** START OF Records for this task **

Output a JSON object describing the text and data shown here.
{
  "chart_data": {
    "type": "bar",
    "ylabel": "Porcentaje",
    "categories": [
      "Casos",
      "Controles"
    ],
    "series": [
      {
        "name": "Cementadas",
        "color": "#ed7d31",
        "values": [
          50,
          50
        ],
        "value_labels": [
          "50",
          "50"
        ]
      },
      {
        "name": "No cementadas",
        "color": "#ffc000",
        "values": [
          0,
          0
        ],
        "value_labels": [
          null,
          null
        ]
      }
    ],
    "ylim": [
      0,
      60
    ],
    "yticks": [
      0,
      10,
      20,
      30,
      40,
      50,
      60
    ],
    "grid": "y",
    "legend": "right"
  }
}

** END OF Records for this task **

● **Your instructions**: Exactly reproduce every line of the records.

● **Response to this task**:
Output a JSON object describing the text and data shown here.
{
  "chart_data": {
    "type": "bar",
    "ylabel": "Porcentaje",
    "categories": [
      "Casos",
      "Controles"
    ],
    "series": [
      {
        "name": "Cementadas",
        "color": "#ed7d31",
        "values": [
          50,
          50
        ],
        "value_labels": [
          "50",
          "50"
        ]
      },
      {
        "name": "No cementadas",
        "color": "#ffc000",
        "values": [
          0,
          0
        ],
        "value_labels": [
          null,
          null
        ]
      }
    ],
    "ylim": [
      0,
      60
    ],
    "yticks": [
      0,
      10,
      20,
      30,
      40,
      50,
      60
    ],
    "grid": "y",
    "legend": "right"
  }
}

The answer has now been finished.